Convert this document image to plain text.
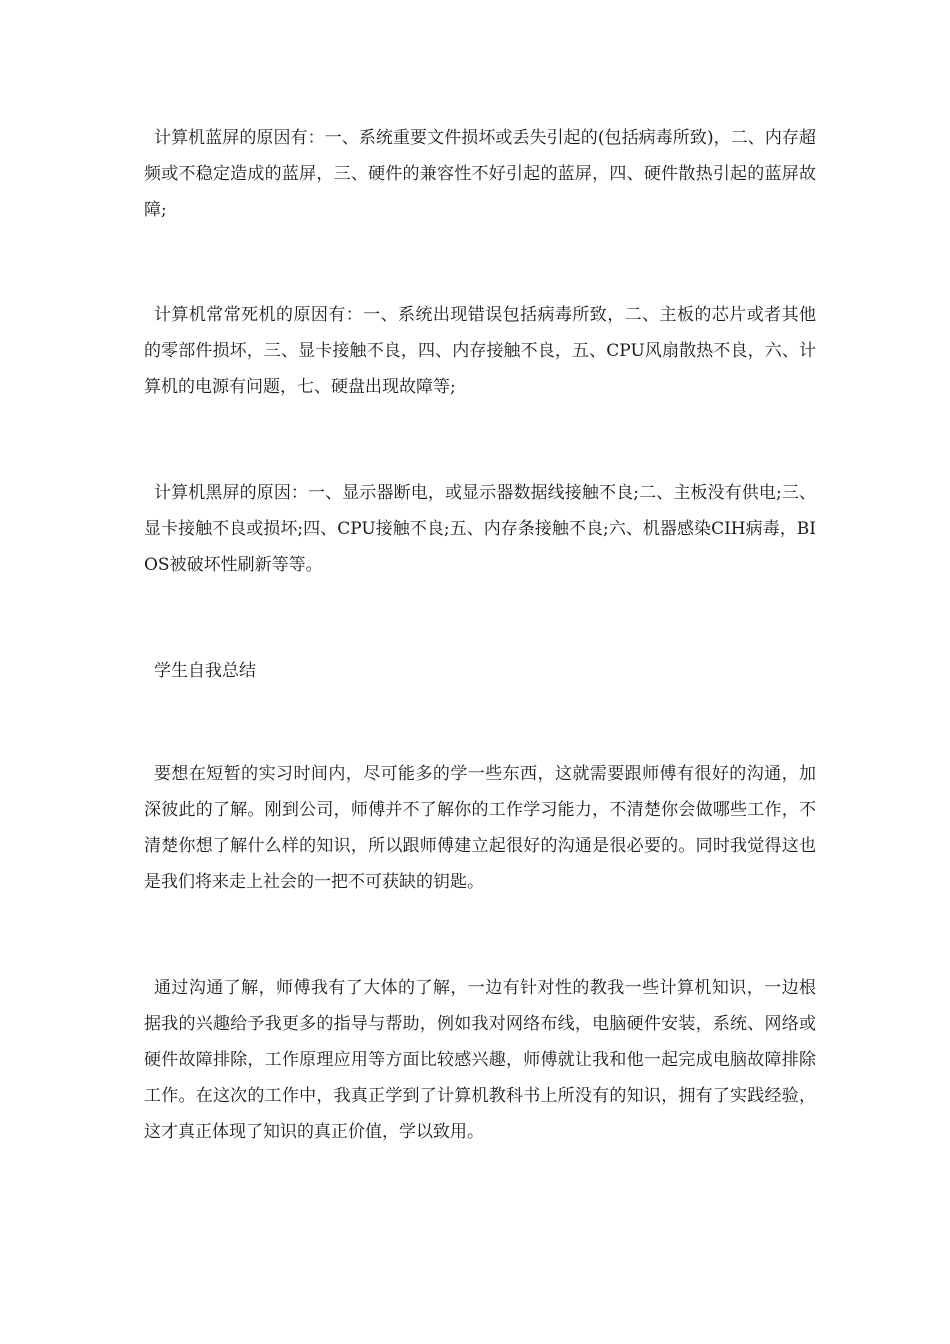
计算机蓝屏的原因有：一、系统重要文件损坏或丢失引起的(包括病毒所致)，二、内存超频或不稳定造成的蓝屏，三、硬件的兼容性不好引起的蓝屏，四、硬件散热引起的蓝屏故障;

计算机常常死机的原因有：一、系统出现错误包括病毒所致，二、主板的芯片或者其他的零部件损坏，三、显卡接触不良，四、内存接触不良，五、CPU风扇散热不良，六、计算机的电源有问题，七、硬盘出现故障等;

计算机黑屏的原因：一、显示器断电，或显示器数据线接触不良;二、主板没有供电;三、显卡接触不良或损坏;四、CPU接触不良;五、内存条接触不良;六、机器感染CIH病毒，BIOS被破坏性刷新等等。

学生自我总结

要想在短暂的实习时间内，尽可能多的学一些东西，这就需要跟师傅有很好的沟通，加深彼此的了解。刚到公司，师傅并不了解你的工作学习能力，不清楚你会做哪些工作，不清楚你想了解什么样的知识，所以跟师傅建立起很好的沟通是很必要的。同时我觉得这也是我们将来走上社会的一把不可获缺的钥匙。

通过沟通了解，师傅我有了大体的了解，一边有针对性的教我一些计算机知识，一边根据我的兴趣给予我更多的指导与帮助，例如我对网络布线，电脑硬件安装，系统、网络或硬件故障排除，工作原理应用等方面比较感兴趣，师傅就让我和他一起完成电脑故障排除工作。在这次的工作中，我真正学到了计算机教科书上所没有的知识，拥有了实践经验，这才真正体现了知识的真正价值，学以致用。
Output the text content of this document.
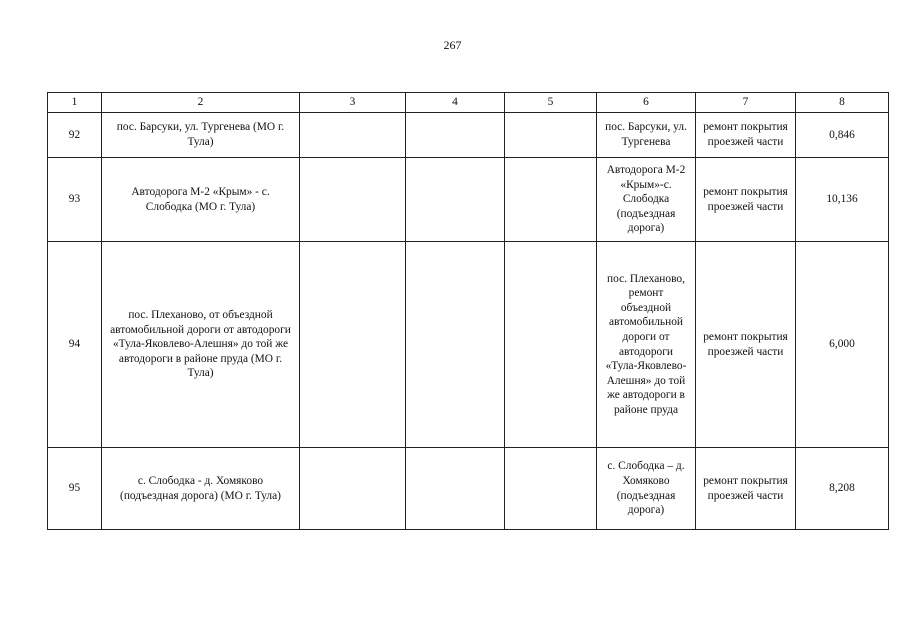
267
1	2	3	4	5	6	7	8
92	пос. Барсуки, ул. Тургенева (МО г. Тула)				пос. Барсуки, ул. Тургенева	ремонт покрытия проезжей части	0,846
93	Автодорога М-2 «Крым» - с. Слободка (МО г. Тула)				Автодорога М-2 «Крым»-с. Слободка (подъездная дорога)	ремонт покрытия проезжей части	10,136
94	пос. Плеханово, от объездной автомобильной дороги от автодороги «Тула-Яковлево-Алешня» до той же автодороги в районе пруда (МО г. Тула)				пос. Плеханово, ремонт объездной автомобильной дороги от автодороги «Тула-Яковлево-Алешня» до той же автодороги в районе пруда	ремонт покрытия проезжей части	6,000
95	с. Слободка - д. Хомяково (подъездная дорога) (МО г. Тула)				с. Слободка – д. Хомяково (подъездная дорога)	ремонт покрытия проезжей части	8,208
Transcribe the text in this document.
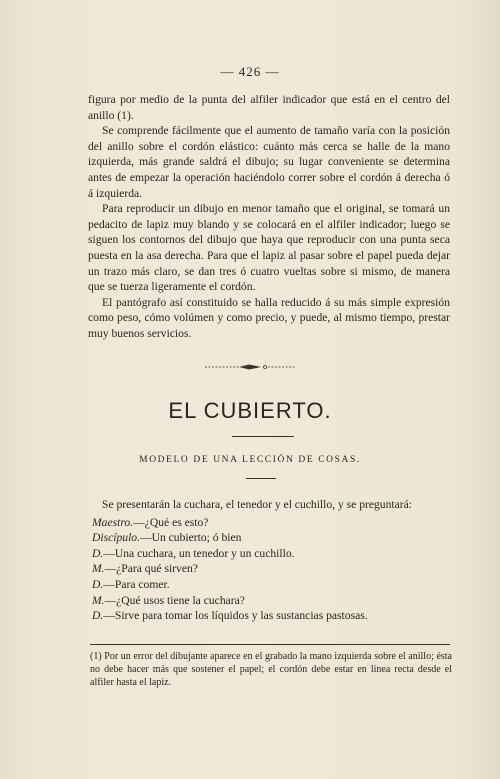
— 426 —

figura por medio de la punta del alfiler indicador que está en el centro del anillo (1).

Se comprende fácilmente que el aumento de tamaño varía con la posición del anillo sobre el cordón elástico: cuánto más cerca se halle de la mano izquierda, más grande saldrá el dibujo; su lugar conveniente se determina antes de empezar la operación haciéndolo correr sobre el cordón á derecha ó á izquierda.

Para reproducir un dibujo en menor tamaño que el original, se tomará un pedacito de lapiz muy blando y se colocará en el alfiler indicador; luego se siguen los contornos del dibujo que haya que reproducir con una punta seca puesta en la asa derecha. Para que el lapiz al pasar sobre el papel pueda dejar un trazo más claro, se dan tres ó cuatro vueltas sobre si mismo, de manera que se tuerza ligeramente el cordón.

El pantógrafo así constituido se halla reducido á su más simple expresión como peso, cómo volúmen y como precio, y puede, al mismo tiempo, prestar muy buenos servicios.

EL CUBIERTO.
MODELO DE UNA LECCIÓN DE COSAS.

Se presentarán la cuchara, el tenedor y el cuchillo, y se preguntará:

Maestro.—¿Qué es esto?

Discípulo.—Un cubierto; ó bien

D.—Una cuchara, un tenedor y un cuchillo.

M.—¿Para qué sirven?

D.—Para comer.

M.—¿Qué usos tiene la cuchara?

D.—Sirve para tomar los líquidos y las sustancias pastosas.

(1) Por un error del dibujante aparece en el grabado la mano izquierda sobre el anillo; ésta no debe hacer más que sostener el papel; el cordón debe estar en línea recta desde el alfiler hasta el lapiz.
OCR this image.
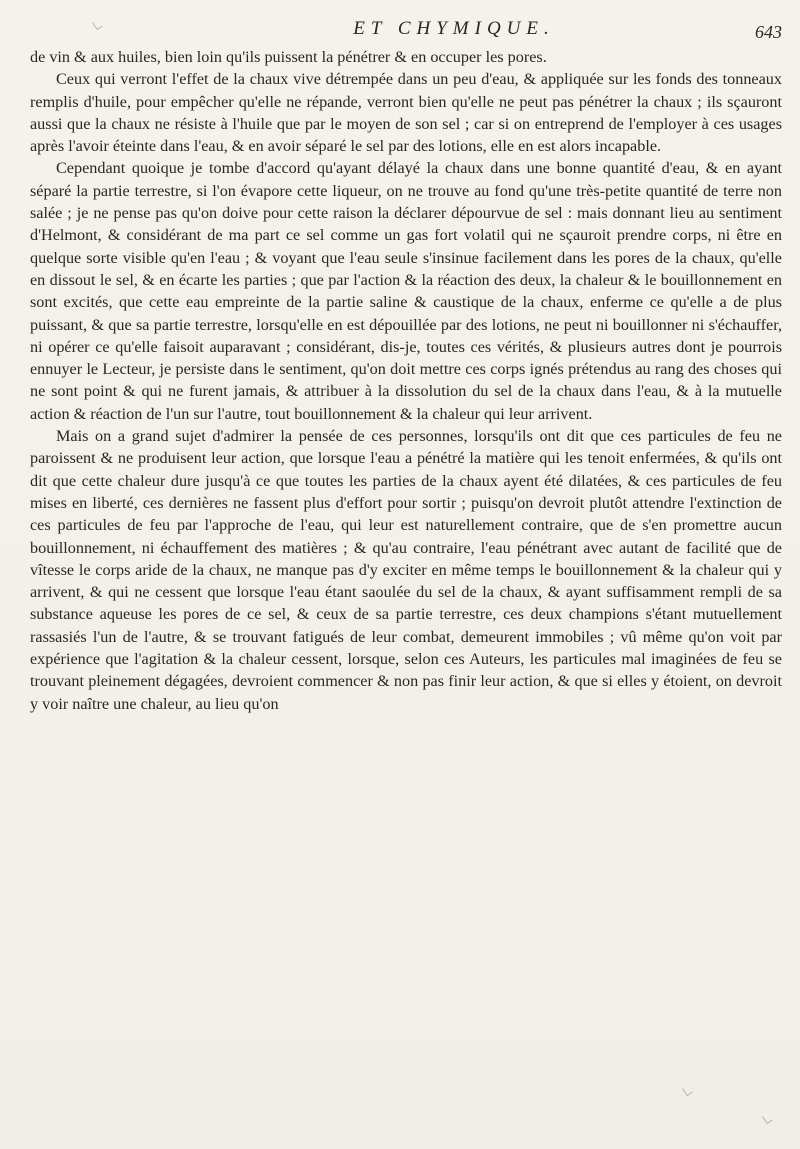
ET CHYMIQUE.	643

de vin & aux huiles, bien loin qu'ils puissent la pénétrer & en occuper les pores.

Ceux qui verront l'effet de la chaux vive détrempée dans un peu d'eau, & appliquée sur les fonds des tonneaux remplis d'huile, pour empêcher qu'elle ne répande, verront bien qu'elle ne peut pas pénétrer la chaux ; ils sçauront aussi que la chaux ne résiste à l'huile que par le moyen de son sel ; car si on entreprend de l'employer à ces usages après l'avoir éteinte dans l'eau, & en avoir séparé le sel par des lotions, elle en est alors incapable.

Cependant quoique je tombe d'accord qu'ayant délayé la chaux dans une bonne quantité d'eau, & en ayant séparé la partie terrestre, si l'on évapore cette liqueur, on ne trouve au fond qu'une très-petite quantité de terre non salée ; je ne pense pas qu'on doive pour cette raison la déclarer dépourvue de sel : mais donnant lieu au sentiment d'Helmont, & considérant de ma part ce sel comme un gas fort volatil qui ne sçauroit prendre corps, ni être en quelque sorte visible qu'en l'eau ; & voyant que l'eau seule s'insinue facilement dans les pores de la chaux, qu'elle en dissout le sel, & en écarte les parties ; que par l'action & la réaction des deux, la chaleur & le bouillonnement en sont excités, que cette eau empreinte de la partie saline & caustique de la chaux, enferme ce qu'elle a de plus puissant, & que sa partie terrestre, lorsqu'elle en est dépouillée par des lotions, ne peut ni bouillonner ni s'échauffer, ni opérer ce qu'elle faisoit auparavant ; considérant, dis-je, toutes ces vérités, & plusieurs autres dont je pourrois ennuyer le Lecteur, je persiste dans le sentiment, qu'on doit mettre ces corps ignés prétendus au rang des choses qui ne sont point & qui ne furent jamais, & attribuer à la dissolution du sel de la chaux dans l'eau, & à la mutuelle action & réaction de l'un sur l'autre, tout bouillonnement & la chaleur qui leur arrivent.

Mais on a grand sujet d'admirer la pensée de ces personnes, lorsqu'ils ont dit que ces particules de feu ne paroissent & ne produisent leur action, que lorsque l'eau a pénétré la matière qui les tenoit enfermées, & qu'ils ont dit que cette chaleur dure jusqu'à ce que toutes les parties de la chaux ayent été dilatées, & ces particules de feu mises en liberté, ces dernières ne fassent plus d'effort pour sortir ; puisqu'on devroit plutôt attendre l'extinction de ces particules de feu par l'approche de l'eau, qui leur est naturellement contraire, que de s'en promettre aucun bouillonnement, ni échauffement des matières ; & qu'au contraire, l'eau pénétrant avec autant de facilité que de vîtesse le corps aride de la chaux, ne manque pas d'y exciter en même temps le bouillonnement & la chaleur qui y arrivent, & qui ne cessent que lorsque l'eau étant saoulée du sel de la chaux, & ayant suffisamment rempli de sa substance aqueuse les pores de ce sel, & ceux de sa partie terrestre, ces deux champions s'étant mutuellement rassasiés l'un de l'autre, & se trouvant fatigués de leur combat, demeurent immobiles ; vû même qu'on voit par expérience que l'agitation & la chaleur cessent, lorsque, selon ces Auteurs, les particules mal imaginées de feu se trouvant pleinement dégagées, devroient commencer & non pas finir leur action, & que si elles y étoient, on devroit y voir naître une chaleur, au lieu qu'on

● ● ●

### Exercise task
Extract from the data every line where "papel" shows up.

### Exercise response
Para reproducir un dibujo en menor tamaño que el original, se tomará un pedacito de lapiz muy blando y se colocará en el alfiler indicador; luego se siguen los contornos del dibujo que haya que reproducir con una punta seca puesta en la asa derecha. Para que el lapiz al pasar sobre el papel pueda dejar un trazo más claro, se dan tres ó cuatro vueltas sobre si mismo, de manera que se tuerza ligeramente el cordón.
(1) Por un error del dibujante aparece en el grabado la mano izquierda sobre el anillo; ésta no debe hacer más que sostener el papel; el cordón debe estar en línea recta desde el alfiler hasta el lapiz.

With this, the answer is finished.